What the task asks -
Answer these questions about the text on truth and debate:
(a) Whose followers does the text say the two competing narratives come from?
(b) Besides The God That Failed, what publication supplied the writer's early ideas?
(c) According to the text, how did the Cold War end?

Text segment -
Children can rightly claim to have discovered truth with a capital T , simply because they haven’t mastered the lower case of the alphabet of experience . Many of our opinions and views are better enunciated in the lower case. That is the reason I find myself left out of much of the debate going on in the social media . There is so much certainty, so much confidence in the disputants that Truth is on their side that a timid person like me gets easily disheartened. When finality has been achieved, when the last word has already been spoken, where is the scope for debate? As of now truth has been incarnated in the form of two competing narratives about what is happening, one clearly emanating from the followers of Mr. Modi , and another from those who support Mr. Rahul Gandhi, the two claimants to the highest political and the social media is rife with believers arguing one way or the other, with an ecclesiastical fervour. But I am blown by currents of uncertainty, seeing a little logic in this position but some in that as well , so much so that my propositions are hedged in by so many ‘ what precisely and ifs and buts’ that they cease to win me friends on either side. In the end they are no propositions at all and I end up alienating both camps. Neither too left or liberal to be their fellow traveller, nor too right to be the mascot of the ‘new India .’
There was a time, in my early teens, when I had just imbibed a kindergarten version of Marxism, and on the basis of that small capital I could launch on a tirade against its evils. Armed with ideas culled from The God That Failed and the Encounter , that cultural weapon designed by the USA against the Soviet onslaught in its battle for the control of minds of Europe and the rest of the free world. Incidentally to be reading Encounter the intellectual thrill was the equivalent of the physical thrill of riding a Rolls Royce Cornice.( I guess, I have never been inside one!) In the end USA's cultural weapons proved more powerful than the Minutemen and the Midget men, the many versions of ICBMs that were built and kept in readiness. How ironic that the Cold war ended not through military conquest of the enemy but due to the abandonment of its ideological position by the USSR,.
Colin Wilson, and Koestler, Orwell and Isaiah Berlin, Sartre , and Simone De Beauvoir, Camus and Borges, Nadzehda Mandelstam and Evegni Evteshenko , Hannah Arendt, Andre Malraux and a hundred other names just cascaded from my tongue like a an avalanche of polemical onslaughts . Profligacy with words, overabundance of ideas, mobilisation of arguments borrowed from powerful minds buoyed me on the most stormy of seas. I would get into arguments, write polemical texts, and defend the indefensible ,all with the aplomb of a man in possession of the ultimate truth.

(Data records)

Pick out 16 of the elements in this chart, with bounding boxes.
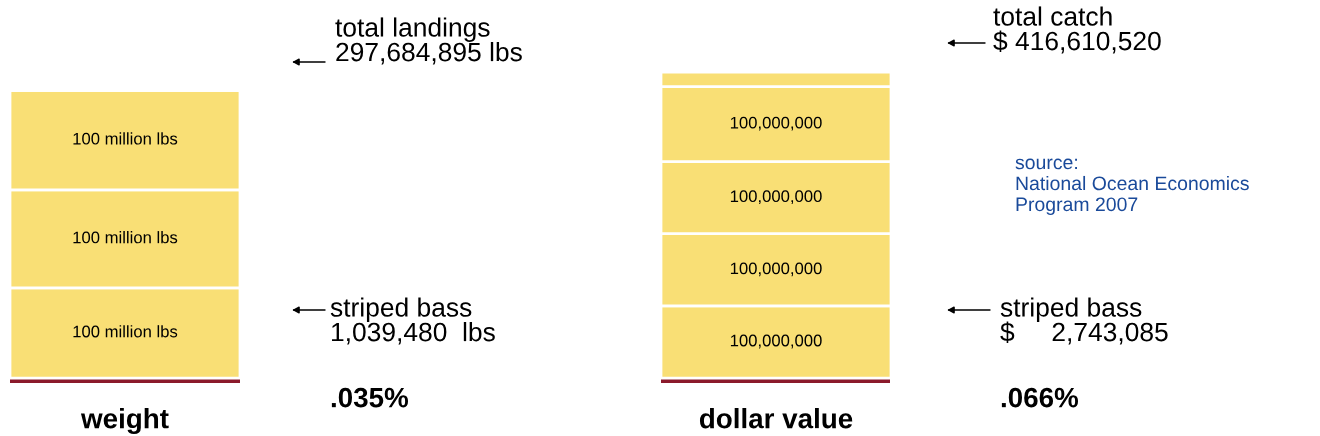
x-tick-label: weight [80,408,169,435]
annotation: 100,000,000 [730,334,822,349]
annotation: striped bass $ 2,743,085 [1000,297,1168,345]
annotation: source: National Ocean Economics Program 2007 [1015,158,1249,216]
annotation: 100 million lbs [73,231,178,244]
annotation: 100,000,000 [730,190,822,205]
text: .035% [331,387,409,408]
text: total landings 297,684,895 lbs [335,17,522,65]
x-tick-label: dollar value [699,408,853,429]
annotation: 100,000,000 [730,262,822,277]
annotation: striped bass 1,039,480 lbs [330,297,495,345]
annotation: 100,000,000 [730,116,822,131]
text: total catch $ 416,610,520 [993,6,1161,54]
text: .066% [1001,387,1079,408]
annotation: 100 million lbs [73,132,178,145]
annotation: 100 million lbs [73,325,178,338]
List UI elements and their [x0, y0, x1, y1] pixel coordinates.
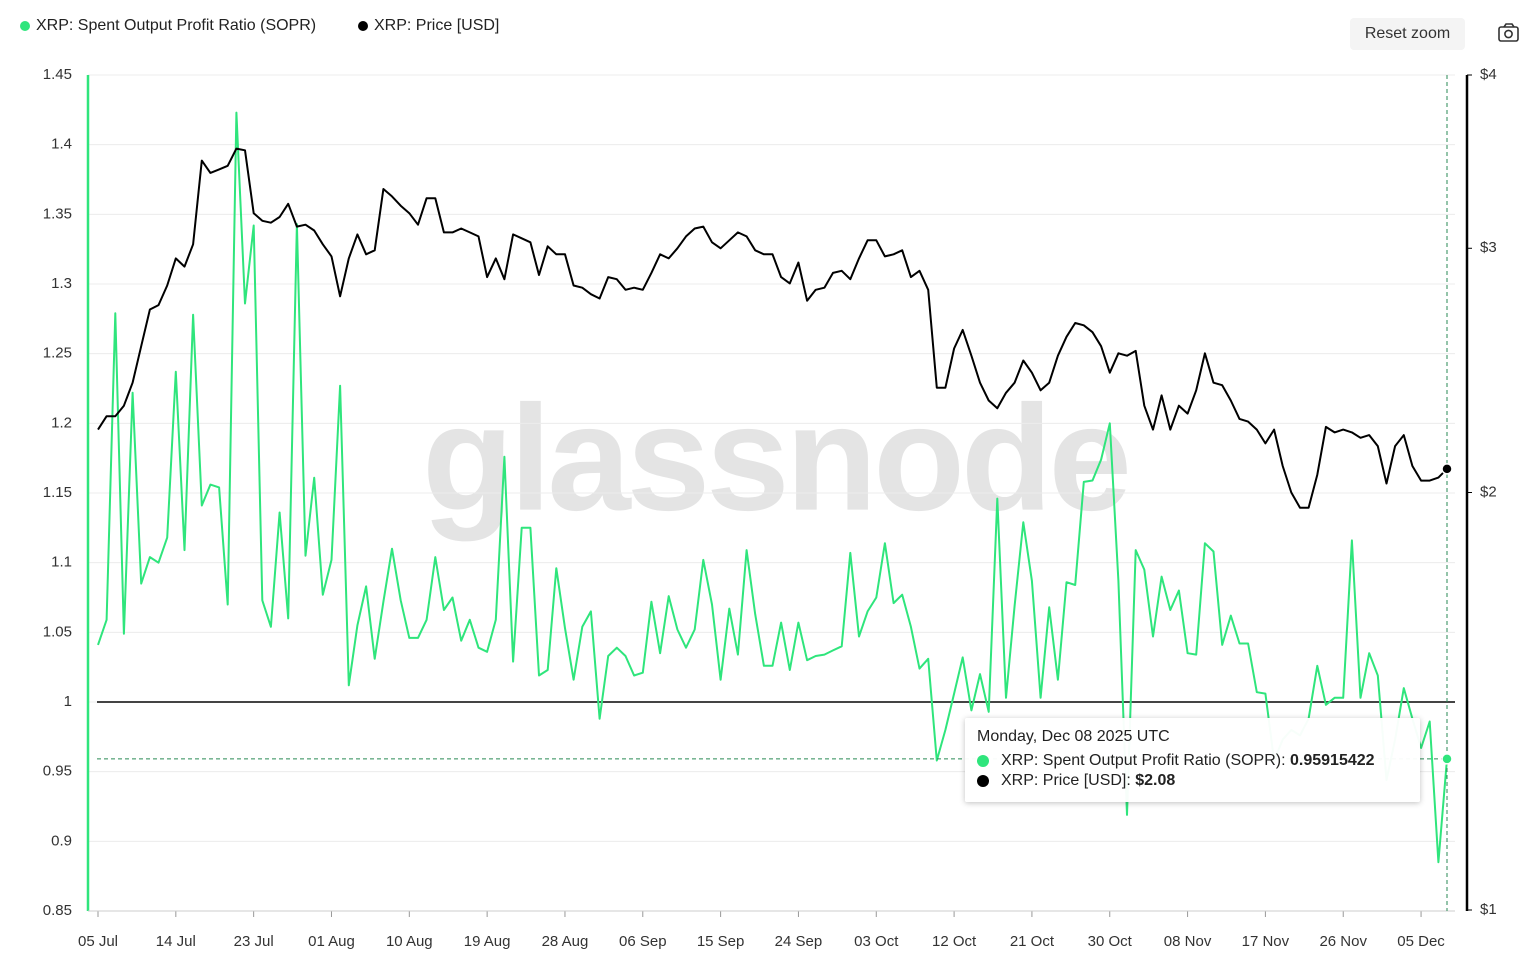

Answer in full -
(a) The followers of Mr. Modi and the supporters of Mr. Rahul Gandhi.
(b) Encounter.
(c) The USSR abandoned its ideological position; the war did not end through military conquest.